Copy every line of the listing exactly.

## STORED ROWS

******

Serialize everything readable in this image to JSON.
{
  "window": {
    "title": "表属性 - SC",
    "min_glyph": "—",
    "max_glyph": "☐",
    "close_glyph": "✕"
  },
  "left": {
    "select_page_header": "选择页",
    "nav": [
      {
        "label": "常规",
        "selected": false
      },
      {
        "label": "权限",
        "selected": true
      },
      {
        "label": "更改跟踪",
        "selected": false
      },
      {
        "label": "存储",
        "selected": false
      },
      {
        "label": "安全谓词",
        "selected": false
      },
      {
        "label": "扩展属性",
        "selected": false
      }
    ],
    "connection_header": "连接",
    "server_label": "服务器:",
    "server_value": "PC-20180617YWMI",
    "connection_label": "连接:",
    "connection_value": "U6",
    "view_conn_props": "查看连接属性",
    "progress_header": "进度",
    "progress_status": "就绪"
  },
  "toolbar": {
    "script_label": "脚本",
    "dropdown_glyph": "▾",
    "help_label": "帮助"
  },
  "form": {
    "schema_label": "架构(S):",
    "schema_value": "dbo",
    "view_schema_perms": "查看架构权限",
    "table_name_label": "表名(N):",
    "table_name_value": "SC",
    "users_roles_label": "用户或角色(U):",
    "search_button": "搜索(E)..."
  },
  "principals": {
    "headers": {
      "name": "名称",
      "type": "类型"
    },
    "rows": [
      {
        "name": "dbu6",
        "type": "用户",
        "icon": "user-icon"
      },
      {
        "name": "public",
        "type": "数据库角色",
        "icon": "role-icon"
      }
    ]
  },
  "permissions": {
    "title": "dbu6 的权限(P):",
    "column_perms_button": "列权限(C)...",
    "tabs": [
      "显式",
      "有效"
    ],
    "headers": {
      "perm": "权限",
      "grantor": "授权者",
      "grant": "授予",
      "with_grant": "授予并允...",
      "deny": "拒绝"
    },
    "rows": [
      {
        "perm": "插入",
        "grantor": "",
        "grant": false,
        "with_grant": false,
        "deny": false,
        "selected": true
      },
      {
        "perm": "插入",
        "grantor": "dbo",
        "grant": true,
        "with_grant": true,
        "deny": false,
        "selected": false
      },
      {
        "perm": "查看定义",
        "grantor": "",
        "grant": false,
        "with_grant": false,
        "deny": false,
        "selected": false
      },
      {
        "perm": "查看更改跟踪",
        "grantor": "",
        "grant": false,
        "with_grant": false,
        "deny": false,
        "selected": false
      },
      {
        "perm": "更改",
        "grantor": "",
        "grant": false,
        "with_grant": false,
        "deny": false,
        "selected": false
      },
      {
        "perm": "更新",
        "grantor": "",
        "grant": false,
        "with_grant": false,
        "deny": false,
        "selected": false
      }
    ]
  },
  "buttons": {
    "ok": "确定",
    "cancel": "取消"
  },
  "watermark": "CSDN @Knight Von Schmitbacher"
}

******

## TASK ANSWER
Serialize everything readable in this image to JSON.
{
  "window": {
    "title": "表属性 - SC",
    "min_glyph": "—",
    "max_glyph": "☐",
    "close_glyph": "✕"
  },
  "left": {
    "select_page_header": "选择页",
    "nav": [
      {
        "label": "常规",
        "selected": false
      },
      {
        "label": "权限",
        "selected": true
      },
      {
        "label": "更改跟踪",
        "selected": false
      },
      {
        "label": "存储",
        "selected": false
      },
      {
        "label": "安全谓词",
        "selected": false
      },
      {
        "label": "扩展属性",
        "selected": false
      }
    ],
    "connection_header": "连接",
    "server_label": "服务器:",
    "server_value": "PC-20180617YWMI",
    "connection_label": "连接:",
    "connection_value": "U6",
    "view_conn_props": "查看连接属性",
    "progress_header": "进度",
    "progress_status": "就绪"
  },
  "toolbar": {
    "script_label": "脚本",
    "dropdown_glyph": "▾",
    "help_label": "帮助"
  },
  "form": {
    "schema_label": "架构(S):",
    "schema_value": "dbo",
    "view_schema_perms": "查看架构权限",
    "table_name_label": "表名(N):",
    "table_name_value": "SC",
    "users_roles_label": "用户或角色(U):",
    "search_button": "搜索(E)..."
  },
  "principals": {
    "headers": {
      "name": "名称",
      "type": "类型"
    },
    "rows": [
      {
        "name": "dbu6",
        "type": "用户",
        "icon": "user-icon"
      },
      {
        "name": "public",
        "type": "数据库角色",
        "icon": "role-icon"
      }
    ]
  },
  "permissions": {
    "title": "dbu6 的权限(P):",
    "column_perms_button": "列权限(C)...",
    "tabs": [
      "显式",
      "有效"
    ],
    "headers": {
      "perm": "权限",
      "grantor": "授权者",
      "grant": "授予",
      "with_grant": "授予并允...",
      "deny": "拒绝"
    },
    "rows": [
      {
        "perm": "插入",
        "grantor": "",
        "grant": false,
        "with_grant": false,
        "deny": false,
        "selected": true
      },
      {
        "perm": "插入",
        "grantor": "dbo",
        "grant": true,
        "with_grant": true,
        "deny": false,
        "selected": false
      },
      {
        "perm": "查看定义",
        "grantor": "",
        "grant": false,
        "with_grant": false,
        "deny": false,
        "selected": false
      },
      {
        "perm": "查看更改跟踪",
        "grantor": "",
        "grant": false,
        "with_grant": false,
        "deny": false,
        "selected": false
      },
      {
        "perm": "更改",
        "grantor": "",
        "grant": false,
        "with_grant": false,
        "deny": false,
        "selected": false
      },
      {
        "perm": "更新",
        "grantor": "",
        "grant": false,
        "with_grant": false,
        "deny": false,
        "selected": false
      }
    ]
  },
  "buttons": {
    "ok": "确定",
    "cancel": "取消"
  },
  "watermark": "CSDN @Knight Von Schmitbacher"
}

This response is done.